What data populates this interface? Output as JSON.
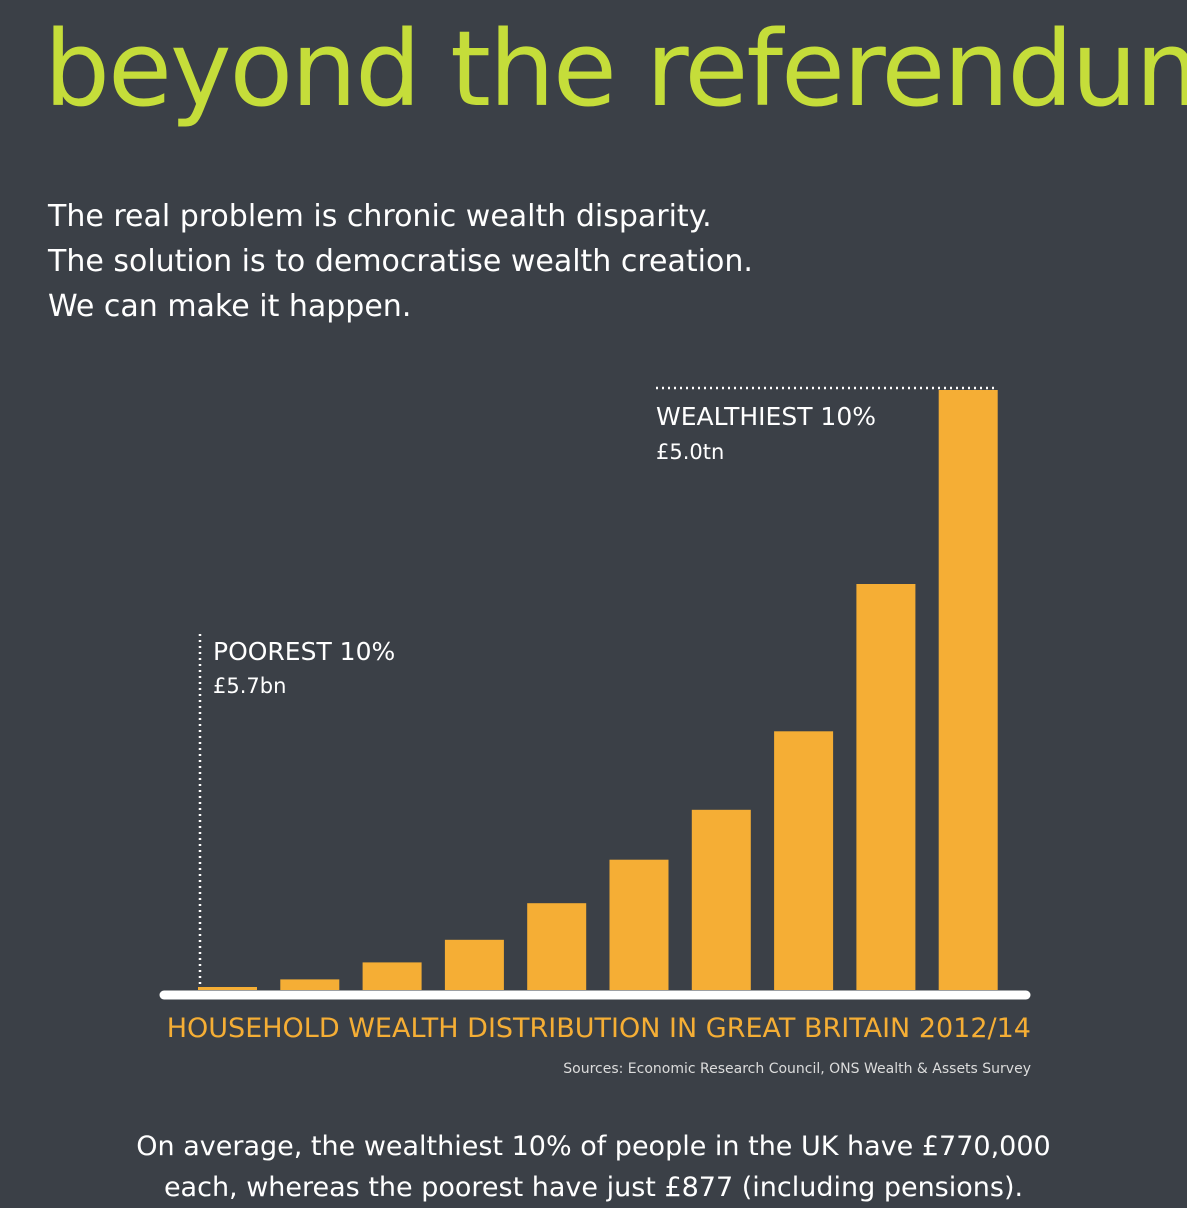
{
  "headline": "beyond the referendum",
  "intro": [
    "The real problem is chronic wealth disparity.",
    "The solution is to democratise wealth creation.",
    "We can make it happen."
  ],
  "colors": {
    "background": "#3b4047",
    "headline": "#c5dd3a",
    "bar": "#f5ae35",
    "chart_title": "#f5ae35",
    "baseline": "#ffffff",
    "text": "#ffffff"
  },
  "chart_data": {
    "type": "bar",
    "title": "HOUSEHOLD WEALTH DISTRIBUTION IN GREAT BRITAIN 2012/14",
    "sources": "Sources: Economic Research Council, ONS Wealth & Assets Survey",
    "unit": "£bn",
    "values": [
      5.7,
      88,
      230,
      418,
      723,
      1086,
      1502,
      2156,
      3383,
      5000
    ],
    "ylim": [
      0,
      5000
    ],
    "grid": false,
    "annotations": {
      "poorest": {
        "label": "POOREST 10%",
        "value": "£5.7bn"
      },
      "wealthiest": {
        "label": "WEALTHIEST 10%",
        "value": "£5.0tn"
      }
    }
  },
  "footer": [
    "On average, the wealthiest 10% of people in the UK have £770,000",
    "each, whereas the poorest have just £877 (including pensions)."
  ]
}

---

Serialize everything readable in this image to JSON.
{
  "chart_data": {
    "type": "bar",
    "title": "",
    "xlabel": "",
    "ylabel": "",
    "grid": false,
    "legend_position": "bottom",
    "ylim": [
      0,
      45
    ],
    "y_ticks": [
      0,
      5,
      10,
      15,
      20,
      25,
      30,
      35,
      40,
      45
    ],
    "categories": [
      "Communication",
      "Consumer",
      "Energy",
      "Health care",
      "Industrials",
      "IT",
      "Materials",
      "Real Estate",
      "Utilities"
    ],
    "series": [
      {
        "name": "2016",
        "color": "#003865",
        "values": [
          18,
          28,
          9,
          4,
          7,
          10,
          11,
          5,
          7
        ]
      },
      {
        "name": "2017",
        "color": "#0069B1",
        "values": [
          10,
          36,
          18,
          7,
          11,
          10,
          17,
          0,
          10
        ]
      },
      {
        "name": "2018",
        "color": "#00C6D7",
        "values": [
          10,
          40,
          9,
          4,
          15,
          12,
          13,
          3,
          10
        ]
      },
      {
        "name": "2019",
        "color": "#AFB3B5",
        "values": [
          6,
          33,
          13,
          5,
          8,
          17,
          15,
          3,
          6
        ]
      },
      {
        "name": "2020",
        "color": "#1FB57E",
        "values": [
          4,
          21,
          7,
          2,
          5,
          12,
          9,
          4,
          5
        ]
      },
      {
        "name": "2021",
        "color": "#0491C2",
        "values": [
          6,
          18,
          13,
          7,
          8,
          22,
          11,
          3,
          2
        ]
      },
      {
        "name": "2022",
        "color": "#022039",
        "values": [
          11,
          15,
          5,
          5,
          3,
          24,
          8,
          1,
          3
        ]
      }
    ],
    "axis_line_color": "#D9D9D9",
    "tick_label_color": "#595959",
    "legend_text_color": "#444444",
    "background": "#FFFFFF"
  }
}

◆ Description of the task ◆
All lines of the data above that include the word "headline" must be shown.

◆ Task solution ◆
  "headline": "beyond the referendum",
    "headline": "#c5dd3a",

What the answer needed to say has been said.